WHAT THE TASK REQUIRES: Will you give the material below again, every line exactly as it is?

○ ○ ○ ○

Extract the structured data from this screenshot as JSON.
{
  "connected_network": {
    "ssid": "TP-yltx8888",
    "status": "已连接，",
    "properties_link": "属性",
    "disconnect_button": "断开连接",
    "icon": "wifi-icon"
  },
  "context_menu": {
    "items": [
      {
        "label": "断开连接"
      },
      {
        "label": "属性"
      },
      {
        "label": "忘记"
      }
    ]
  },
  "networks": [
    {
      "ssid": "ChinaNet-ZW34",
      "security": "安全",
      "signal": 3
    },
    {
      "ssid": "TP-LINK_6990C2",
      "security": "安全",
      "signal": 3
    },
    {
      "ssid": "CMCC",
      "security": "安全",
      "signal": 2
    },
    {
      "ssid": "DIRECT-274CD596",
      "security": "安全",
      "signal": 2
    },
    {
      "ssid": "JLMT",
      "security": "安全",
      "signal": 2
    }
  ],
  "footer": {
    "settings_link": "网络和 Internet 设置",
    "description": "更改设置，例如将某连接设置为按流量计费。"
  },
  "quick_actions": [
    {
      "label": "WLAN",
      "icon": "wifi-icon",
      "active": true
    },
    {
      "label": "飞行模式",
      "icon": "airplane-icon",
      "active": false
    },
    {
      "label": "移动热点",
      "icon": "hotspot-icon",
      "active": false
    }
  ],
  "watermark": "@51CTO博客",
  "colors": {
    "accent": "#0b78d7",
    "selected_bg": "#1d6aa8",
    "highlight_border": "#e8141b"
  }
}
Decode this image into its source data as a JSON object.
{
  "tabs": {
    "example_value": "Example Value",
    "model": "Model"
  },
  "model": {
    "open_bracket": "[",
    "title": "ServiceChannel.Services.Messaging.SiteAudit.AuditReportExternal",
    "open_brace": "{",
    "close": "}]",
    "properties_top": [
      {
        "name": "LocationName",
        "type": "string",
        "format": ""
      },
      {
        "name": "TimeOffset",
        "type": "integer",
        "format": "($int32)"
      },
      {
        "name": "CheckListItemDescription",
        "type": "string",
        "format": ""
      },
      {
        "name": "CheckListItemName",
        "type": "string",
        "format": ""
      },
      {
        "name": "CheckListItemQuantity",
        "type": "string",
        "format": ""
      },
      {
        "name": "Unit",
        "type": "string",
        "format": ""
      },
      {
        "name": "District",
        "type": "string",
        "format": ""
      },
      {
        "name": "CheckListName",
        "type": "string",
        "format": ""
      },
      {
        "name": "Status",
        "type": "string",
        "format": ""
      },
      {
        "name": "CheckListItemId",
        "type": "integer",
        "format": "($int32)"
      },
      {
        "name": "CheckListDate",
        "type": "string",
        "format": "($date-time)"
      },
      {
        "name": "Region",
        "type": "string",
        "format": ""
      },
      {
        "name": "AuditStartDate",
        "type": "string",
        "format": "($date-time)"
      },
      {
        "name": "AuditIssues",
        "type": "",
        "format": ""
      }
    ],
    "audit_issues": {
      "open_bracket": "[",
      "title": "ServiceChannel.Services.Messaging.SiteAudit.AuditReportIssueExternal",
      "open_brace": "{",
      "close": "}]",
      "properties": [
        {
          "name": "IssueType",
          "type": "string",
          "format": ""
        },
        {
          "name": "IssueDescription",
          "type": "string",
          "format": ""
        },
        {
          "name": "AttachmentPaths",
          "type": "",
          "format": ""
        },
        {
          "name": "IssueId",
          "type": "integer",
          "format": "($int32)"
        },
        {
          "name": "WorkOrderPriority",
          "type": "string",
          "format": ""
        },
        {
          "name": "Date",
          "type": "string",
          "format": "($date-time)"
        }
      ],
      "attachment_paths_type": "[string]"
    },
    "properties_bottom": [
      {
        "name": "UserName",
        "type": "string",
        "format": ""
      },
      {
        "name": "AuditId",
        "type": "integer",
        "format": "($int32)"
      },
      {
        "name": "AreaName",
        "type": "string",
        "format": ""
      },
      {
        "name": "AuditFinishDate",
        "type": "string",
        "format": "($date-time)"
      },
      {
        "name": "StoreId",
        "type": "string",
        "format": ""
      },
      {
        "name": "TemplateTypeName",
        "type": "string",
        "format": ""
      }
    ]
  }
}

○ ○ ○ ○

OUTPUT OF THE TASK:
Extract the structured data from this screenshot as JSON.
{
  "connected_network": {
    "ssid": "TP-yltx8888",
    "status": "已连接，",
    "properties_link": "属性",
    "disconnect_button": "断开连接",
    "icon": "wifi-icon"
  },
  "context_menu": {
    "items": [
      {
        "label": "断开连接"
      },
      {
        "label": "属性"
      },
      {
        "label": "忘记"
      }
    ]
  },
  "networks": [
    {
      "ssid": "ChinaNet-ZW34",
      "security": "安全",
      "signal": 3
    },
    {
      "ssid": "TP-LINK_6990C2",
      "security": "安全",
      "signal": 3
    },
    {
      "ssid": "CMCC",
      "security": "安全",
      "signal": 2
    },
    {
      "ssid": "DIRECT-274CD596",
      "security": "安全",
      "signal": 2
    },
    {
      "ssid": "JLMT",
      "security": "安全",
      "signal": 2
    }
  ],
  "footer": {
    "settings_link": "网络和 Internet 设置",
    "description": "更改设置，例如将某连接设置为按流量计费。"
  },
  "quick_actions": [
    {
      "label": "WLAN",
      "icon": "wifi-icon",
      "active": true
    },
    {
      "label": "飞行模式",
      "icon": "airplane-icon",
      "active": false
    },
    {
      "label": "移动热点",
      "icon": "hotspot-icon",
      "active": false
    }
  ],
  "watermark": "@51CTO博客",
  "colors": {
    "accent": "#0b78d7",
    "selected_bg": "#1d6aa8",
    "highlight_border": "#e8141b"
  }
}
Decode this image into its source data as a JSON object.
{
  "tabs": {
    "example_value": "Example Value",
    "model": "Model"
  },
  "model": {
    "open_bracket": "[",
    "title": "ServiceChannel.Services.Messaging.SiteAudit.AuditReportExternal",
    "open_brace": "{",
    "close": "}]",
    "properties_top": [
      {
        "name": "LocationName",
        "type": "string",
        "format": ""
      },
      {
        "name": "TimeOffset",
        "type": "integer",
        "format": "($int32)"
      },
      {
        "name": "CheckListItemDescription",
        "type": "string",
        "format": ""
      },
      {
        "name": "CheckListItemName",
        "type": "string",
        "format": ""
      },
      {
        "name": "CheckListItemQuantity",
        "type": "string",
        "format": ""
      },
      {
        "name": "Unit",
        "type": "string",
        "format": ""
      },
      {
        "name": "District",
        "type": "string",
        "format": ""
      },
      {
        "name": "CheckListName",
        "type": "string",
        "format": ""
      },
      {
        "name": "Status",
        "type": "string",
        "format": ""
      },
      {
        "name": "CheckListItemId",
        "type": "integer",
        "format": "($int32)"
      },
      {
        "name": "CheckListDate",
        "type": "string",
        "format": "($date-time)"
      },
      {
        "name": "Region",
        "type": "string",
        "format": ""
      },
      {
        "name": "AuditStartDate",
        "type": "string",
        "format": "($date-time)"
      },
      {
        "name": "AuditIssues",
        "type": "",
        "format": ""
      }
    ],
    "audit_issues": {
      "open_bracket": "[",
      "title": "ServiceChannel.Services.Messaging.SiteAudit.AuditReportIssueExternal",
      "open_brace": "{",
      "close": "}]",
      "properties": [
        {
          "name": "IssueType",
          "type": "string",
          "format": ""
        },
        {
          "name": "IssueDescription",
          "type": "string",
          "format": ""
        },
        {
          "name": "AttachmentPaths",
          "type": "",
          "format": ""
        },
        {
          "name": "IssueId",
          "type": "integer",
          "format": "($int32)"
        },
        {
          "name": "WorkOrderPriority",
          "type": "string",
          "format": ""
        },
        {
          "name": "Date",
          "type": "string",
          "format": "($date-time)"
        }
      ],
      "attachment_paths_type": "[string]"
    },
    "properties_bottom": [
      {
        "name": "UserName",
        "type": "string",
        "format": ""
      },
      {
        "name": "AuditId",
        "type": "integer",
        "format": "($int32)"
      },
      {
        "name": "AreaName",
        "type": "string",
        "format": ""
      },
      {
        "name": "AuditFinishDate",
        "type": "string",
        "format": "($date-time)"
      },
      {
        "name": "StoreId",
        "type": "string",
        "format": ""
      },
      {
        "name": "TemplateTypeName",
        "type": "string",
        "format": ""
      }
    ]
  }
}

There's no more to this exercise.